Data to process:
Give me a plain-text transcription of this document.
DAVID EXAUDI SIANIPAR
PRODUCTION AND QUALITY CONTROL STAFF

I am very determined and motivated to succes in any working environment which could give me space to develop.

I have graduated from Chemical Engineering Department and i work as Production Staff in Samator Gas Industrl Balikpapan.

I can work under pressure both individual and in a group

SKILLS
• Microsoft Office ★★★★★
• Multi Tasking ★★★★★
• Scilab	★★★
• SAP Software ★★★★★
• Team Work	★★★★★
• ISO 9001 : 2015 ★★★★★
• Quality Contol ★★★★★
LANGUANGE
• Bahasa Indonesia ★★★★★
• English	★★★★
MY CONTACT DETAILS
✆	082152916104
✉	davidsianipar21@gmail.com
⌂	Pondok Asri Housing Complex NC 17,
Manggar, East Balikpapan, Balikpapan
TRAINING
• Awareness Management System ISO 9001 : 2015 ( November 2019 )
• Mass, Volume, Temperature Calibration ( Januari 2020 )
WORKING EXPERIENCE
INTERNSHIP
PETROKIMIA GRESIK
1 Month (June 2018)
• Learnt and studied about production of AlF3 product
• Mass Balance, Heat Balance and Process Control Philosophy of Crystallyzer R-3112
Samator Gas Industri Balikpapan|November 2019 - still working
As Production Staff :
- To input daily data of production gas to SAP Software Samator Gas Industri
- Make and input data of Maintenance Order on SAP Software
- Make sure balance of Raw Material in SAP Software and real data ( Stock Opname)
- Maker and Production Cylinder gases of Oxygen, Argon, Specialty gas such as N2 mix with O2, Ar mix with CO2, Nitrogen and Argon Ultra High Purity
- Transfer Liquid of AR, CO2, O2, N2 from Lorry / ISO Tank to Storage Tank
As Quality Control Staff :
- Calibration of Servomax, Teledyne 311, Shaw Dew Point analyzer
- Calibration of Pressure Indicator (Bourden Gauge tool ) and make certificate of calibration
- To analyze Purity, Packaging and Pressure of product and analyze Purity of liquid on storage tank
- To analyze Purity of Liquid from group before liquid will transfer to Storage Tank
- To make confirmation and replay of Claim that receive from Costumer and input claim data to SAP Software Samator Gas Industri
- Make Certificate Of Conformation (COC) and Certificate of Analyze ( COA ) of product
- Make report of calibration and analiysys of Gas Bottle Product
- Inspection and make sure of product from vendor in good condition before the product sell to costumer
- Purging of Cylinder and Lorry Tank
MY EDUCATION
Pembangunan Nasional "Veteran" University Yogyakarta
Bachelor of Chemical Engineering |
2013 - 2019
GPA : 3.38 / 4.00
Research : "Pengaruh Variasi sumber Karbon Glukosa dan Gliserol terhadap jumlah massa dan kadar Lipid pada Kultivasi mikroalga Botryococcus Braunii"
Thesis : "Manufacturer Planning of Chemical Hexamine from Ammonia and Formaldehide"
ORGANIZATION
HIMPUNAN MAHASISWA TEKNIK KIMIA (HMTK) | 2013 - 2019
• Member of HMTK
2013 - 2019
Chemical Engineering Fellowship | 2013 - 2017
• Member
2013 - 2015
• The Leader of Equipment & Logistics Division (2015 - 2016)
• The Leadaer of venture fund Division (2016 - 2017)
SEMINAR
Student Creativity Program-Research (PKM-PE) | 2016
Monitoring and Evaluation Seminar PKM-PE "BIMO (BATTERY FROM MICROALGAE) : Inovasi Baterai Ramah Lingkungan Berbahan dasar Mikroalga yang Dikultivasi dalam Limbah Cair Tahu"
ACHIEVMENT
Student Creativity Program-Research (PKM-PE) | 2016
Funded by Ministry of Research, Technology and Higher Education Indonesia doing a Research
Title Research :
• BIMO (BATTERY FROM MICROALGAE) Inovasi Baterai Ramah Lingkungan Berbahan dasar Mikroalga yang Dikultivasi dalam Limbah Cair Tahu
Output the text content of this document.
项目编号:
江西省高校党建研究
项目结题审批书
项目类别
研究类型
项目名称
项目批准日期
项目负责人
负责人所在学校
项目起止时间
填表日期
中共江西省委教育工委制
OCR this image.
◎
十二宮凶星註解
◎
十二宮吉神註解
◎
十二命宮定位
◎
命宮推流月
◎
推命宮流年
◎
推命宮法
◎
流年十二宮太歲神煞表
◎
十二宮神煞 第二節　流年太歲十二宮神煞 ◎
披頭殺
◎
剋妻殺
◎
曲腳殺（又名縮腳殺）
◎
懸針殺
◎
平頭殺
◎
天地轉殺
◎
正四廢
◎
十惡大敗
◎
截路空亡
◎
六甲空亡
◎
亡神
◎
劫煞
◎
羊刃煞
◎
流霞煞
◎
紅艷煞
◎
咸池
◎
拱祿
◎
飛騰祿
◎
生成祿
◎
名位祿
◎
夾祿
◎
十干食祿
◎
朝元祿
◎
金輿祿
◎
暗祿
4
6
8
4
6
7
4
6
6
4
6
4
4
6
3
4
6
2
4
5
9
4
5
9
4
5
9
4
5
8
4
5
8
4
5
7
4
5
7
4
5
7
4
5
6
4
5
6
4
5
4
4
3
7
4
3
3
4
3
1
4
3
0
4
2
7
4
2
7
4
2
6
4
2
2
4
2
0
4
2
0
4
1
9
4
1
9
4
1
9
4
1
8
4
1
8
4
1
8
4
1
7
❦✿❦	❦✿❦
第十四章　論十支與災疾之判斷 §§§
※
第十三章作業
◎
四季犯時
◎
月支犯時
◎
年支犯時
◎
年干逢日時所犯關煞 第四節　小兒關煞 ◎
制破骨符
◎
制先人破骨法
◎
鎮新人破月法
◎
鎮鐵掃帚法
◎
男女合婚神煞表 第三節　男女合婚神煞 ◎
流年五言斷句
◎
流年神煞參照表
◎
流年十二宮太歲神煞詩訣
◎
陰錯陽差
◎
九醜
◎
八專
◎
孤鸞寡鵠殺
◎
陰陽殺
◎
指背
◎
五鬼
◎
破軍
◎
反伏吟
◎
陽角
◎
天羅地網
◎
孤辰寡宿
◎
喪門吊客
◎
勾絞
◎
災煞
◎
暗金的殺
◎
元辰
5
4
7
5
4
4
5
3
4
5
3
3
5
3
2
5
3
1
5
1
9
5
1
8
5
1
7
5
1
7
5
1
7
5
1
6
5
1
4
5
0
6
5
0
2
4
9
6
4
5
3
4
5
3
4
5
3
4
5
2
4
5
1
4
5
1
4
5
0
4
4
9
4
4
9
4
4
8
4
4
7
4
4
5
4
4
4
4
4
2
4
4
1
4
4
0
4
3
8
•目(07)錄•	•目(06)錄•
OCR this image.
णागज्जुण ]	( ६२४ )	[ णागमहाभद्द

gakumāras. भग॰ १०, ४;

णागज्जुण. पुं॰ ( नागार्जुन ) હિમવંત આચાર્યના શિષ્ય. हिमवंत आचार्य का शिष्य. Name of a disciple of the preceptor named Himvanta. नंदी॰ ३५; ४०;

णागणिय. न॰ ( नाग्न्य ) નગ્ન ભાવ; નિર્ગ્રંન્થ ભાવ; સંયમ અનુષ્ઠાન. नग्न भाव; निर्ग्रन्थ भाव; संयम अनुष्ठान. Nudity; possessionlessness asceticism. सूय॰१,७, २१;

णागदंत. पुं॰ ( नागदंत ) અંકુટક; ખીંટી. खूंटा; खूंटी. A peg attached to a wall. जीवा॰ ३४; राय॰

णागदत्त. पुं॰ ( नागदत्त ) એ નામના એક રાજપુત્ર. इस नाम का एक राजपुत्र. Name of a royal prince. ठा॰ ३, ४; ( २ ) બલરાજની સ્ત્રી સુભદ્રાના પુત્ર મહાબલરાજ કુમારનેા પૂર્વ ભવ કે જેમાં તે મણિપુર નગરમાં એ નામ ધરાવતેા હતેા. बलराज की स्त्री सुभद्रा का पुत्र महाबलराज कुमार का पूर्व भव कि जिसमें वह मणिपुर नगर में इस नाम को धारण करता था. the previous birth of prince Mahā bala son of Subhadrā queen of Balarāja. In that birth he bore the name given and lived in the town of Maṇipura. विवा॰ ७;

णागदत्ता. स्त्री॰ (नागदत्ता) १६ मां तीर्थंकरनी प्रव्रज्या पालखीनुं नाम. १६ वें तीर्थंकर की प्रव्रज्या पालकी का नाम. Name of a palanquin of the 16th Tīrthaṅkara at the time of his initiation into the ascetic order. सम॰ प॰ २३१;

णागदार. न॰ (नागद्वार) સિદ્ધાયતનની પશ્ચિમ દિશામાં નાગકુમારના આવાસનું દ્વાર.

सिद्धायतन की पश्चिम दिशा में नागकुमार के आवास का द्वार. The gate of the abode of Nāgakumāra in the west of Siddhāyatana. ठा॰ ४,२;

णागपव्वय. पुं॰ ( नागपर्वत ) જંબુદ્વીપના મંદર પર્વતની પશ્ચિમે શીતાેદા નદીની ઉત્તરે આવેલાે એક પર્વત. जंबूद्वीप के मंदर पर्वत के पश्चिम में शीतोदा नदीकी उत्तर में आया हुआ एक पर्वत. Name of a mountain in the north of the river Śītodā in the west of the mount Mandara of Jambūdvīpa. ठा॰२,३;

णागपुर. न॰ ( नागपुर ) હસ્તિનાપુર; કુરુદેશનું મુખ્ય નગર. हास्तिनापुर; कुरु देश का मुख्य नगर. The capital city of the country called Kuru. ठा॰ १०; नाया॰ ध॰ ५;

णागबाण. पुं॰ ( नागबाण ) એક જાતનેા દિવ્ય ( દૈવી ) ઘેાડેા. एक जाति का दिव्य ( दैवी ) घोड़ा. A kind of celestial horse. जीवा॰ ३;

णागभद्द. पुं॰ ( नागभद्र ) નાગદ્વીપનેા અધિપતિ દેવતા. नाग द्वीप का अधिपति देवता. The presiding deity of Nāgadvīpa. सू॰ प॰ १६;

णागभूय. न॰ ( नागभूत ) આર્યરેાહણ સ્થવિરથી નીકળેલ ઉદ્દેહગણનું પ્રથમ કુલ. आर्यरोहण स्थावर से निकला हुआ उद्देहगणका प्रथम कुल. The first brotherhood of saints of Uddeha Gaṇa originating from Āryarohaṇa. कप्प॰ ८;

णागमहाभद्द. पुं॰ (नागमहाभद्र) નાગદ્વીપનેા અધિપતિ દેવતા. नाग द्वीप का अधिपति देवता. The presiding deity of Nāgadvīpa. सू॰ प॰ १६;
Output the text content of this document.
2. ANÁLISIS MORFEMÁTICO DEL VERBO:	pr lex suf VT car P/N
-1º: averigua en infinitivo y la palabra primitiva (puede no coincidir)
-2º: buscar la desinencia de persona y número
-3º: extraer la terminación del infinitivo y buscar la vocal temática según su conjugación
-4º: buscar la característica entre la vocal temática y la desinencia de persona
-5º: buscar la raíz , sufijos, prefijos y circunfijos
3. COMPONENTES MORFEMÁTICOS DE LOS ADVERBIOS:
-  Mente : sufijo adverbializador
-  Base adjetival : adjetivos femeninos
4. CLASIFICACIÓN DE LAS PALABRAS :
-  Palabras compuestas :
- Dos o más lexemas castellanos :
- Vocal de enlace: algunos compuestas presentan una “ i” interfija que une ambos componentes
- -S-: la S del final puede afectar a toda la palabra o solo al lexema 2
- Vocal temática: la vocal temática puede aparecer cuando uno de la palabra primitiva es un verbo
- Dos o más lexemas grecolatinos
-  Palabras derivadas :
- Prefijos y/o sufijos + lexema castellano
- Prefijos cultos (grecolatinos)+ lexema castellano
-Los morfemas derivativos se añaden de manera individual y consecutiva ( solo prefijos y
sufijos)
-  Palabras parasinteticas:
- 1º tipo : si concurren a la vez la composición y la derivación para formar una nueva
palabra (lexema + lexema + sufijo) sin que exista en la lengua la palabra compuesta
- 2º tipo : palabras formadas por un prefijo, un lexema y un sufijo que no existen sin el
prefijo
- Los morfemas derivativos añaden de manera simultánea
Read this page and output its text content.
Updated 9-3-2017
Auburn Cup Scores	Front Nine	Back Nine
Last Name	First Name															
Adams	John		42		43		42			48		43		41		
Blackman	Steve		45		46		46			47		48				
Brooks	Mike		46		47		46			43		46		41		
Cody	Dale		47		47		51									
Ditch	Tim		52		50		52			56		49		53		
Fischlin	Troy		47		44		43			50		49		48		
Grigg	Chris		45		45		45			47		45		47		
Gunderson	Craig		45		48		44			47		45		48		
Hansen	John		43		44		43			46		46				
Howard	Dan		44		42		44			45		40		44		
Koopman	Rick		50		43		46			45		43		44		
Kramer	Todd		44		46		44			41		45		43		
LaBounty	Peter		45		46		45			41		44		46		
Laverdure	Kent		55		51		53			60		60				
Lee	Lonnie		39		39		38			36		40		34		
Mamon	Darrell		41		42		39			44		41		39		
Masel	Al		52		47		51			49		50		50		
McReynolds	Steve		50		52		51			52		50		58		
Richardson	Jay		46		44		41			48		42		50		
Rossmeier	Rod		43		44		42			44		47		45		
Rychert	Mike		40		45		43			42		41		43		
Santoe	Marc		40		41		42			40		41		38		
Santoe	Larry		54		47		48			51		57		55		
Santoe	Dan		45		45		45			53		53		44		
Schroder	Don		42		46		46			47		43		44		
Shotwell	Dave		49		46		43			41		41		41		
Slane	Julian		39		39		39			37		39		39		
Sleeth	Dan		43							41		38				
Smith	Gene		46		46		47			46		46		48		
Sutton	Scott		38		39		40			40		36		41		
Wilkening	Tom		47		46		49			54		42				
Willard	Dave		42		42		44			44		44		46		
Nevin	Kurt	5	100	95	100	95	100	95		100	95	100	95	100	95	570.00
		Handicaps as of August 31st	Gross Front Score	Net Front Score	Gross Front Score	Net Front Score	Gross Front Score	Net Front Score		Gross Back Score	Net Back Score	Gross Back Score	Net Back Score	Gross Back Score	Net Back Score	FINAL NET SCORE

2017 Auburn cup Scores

Directive:
Work through the records line by line and tally those holding "presiding". Reply with the number alone.

Finished answer:
2